▶ OBJECTIVE: Find each line holding "past" and copy it out.

[Data records]
--- begin ---

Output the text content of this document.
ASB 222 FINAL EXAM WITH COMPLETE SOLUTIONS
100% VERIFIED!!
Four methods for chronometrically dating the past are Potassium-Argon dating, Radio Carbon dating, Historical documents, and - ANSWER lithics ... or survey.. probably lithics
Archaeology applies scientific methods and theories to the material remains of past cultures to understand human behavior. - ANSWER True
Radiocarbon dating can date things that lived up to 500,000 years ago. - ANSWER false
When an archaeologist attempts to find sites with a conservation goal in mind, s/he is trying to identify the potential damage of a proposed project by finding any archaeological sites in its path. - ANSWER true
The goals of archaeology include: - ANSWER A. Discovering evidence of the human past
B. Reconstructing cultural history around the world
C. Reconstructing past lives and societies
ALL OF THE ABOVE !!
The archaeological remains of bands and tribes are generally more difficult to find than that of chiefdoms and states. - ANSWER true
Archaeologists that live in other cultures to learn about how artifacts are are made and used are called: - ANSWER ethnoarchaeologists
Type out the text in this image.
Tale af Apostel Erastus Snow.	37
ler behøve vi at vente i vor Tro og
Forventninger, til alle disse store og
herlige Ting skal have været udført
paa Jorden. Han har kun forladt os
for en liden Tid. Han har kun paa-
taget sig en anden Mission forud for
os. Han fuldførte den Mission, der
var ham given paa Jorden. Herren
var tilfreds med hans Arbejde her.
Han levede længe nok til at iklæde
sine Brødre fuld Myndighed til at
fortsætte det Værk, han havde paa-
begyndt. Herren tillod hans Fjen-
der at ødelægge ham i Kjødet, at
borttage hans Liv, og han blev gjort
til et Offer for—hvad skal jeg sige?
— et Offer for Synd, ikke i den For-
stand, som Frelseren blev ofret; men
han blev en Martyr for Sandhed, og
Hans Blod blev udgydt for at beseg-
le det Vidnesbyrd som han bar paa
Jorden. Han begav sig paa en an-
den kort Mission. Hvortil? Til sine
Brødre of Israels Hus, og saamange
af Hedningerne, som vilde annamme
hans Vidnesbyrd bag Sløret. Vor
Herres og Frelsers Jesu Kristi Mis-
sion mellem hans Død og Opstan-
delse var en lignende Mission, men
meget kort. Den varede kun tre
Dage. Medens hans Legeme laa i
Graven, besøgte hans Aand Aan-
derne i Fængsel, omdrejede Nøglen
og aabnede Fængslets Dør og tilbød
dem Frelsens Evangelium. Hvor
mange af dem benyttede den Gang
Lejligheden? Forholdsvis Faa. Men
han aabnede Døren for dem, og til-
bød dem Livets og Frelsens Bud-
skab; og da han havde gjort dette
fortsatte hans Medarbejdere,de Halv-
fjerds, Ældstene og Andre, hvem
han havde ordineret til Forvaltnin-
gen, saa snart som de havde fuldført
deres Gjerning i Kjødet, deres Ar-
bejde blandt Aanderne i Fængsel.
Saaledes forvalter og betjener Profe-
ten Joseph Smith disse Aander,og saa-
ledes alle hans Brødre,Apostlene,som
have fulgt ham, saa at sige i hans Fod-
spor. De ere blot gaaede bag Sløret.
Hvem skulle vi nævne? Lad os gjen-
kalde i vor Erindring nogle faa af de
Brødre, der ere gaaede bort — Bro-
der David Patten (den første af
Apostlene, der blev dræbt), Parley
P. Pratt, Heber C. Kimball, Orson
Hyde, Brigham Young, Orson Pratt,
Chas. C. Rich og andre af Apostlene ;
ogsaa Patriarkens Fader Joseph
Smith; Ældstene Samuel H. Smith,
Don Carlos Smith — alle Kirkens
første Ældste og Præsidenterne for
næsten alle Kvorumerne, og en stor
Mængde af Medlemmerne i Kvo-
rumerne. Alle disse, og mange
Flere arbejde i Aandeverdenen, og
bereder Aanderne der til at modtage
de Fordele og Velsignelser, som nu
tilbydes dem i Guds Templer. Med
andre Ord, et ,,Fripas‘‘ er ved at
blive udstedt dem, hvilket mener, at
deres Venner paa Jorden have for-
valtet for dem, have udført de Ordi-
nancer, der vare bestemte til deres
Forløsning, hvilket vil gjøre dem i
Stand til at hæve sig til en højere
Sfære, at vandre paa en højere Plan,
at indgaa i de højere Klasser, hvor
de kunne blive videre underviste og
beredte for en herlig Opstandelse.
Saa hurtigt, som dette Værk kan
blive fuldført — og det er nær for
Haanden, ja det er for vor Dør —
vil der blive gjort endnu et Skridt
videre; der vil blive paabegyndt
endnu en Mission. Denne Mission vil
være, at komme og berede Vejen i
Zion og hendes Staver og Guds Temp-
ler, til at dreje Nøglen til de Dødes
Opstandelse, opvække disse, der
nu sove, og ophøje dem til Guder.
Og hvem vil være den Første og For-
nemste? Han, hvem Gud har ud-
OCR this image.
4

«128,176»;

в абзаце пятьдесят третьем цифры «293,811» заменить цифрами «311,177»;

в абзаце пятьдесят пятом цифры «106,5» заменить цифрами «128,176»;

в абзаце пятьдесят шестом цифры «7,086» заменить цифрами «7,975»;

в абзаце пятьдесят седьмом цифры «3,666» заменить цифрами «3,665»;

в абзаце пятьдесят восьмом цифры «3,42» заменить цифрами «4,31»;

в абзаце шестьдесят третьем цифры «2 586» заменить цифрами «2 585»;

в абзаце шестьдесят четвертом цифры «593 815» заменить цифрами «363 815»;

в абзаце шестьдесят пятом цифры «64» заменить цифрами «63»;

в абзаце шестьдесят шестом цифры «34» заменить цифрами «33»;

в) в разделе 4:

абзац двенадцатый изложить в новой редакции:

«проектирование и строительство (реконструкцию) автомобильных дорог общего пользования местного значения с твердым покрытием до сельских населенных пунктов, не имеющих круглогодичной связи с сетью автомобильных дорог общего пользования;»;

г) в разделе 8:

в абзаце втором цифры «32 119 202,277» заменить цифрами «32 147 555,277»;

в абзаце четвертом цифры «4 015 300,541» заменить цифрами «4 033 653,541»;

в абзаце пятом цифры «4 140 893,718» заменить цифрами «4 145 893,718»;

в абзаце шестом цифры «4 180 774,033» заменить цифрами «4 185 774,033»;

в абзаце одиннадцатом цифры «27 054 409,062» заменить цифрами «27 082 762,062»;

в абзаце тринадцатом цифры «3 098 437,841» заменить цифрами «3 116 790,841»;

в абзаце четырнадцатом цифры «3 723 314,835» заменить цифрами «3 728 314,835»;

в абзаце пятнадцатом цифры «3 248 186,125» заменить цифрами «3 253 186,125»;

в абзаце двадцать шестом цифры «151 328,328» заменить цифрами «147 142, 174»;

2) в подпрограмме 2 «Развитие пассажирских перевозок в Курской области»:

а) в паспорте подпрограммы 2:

--- end ---

▶ THE OUTPUT:
Four methods for chronometrically dating the past are Potassium-Argon dating, Radio Carbon dating, Historical documents, and - ANSWER lithics ... or survey.. probably lithics
Archaeology applies scientific methods and theories to the material remains of past cultures to understand human behavior. - ANSWER True
The goals of archaeology include: - ANSWER A. Discovering evidence of the human past
C. Reconstructing past lives and societies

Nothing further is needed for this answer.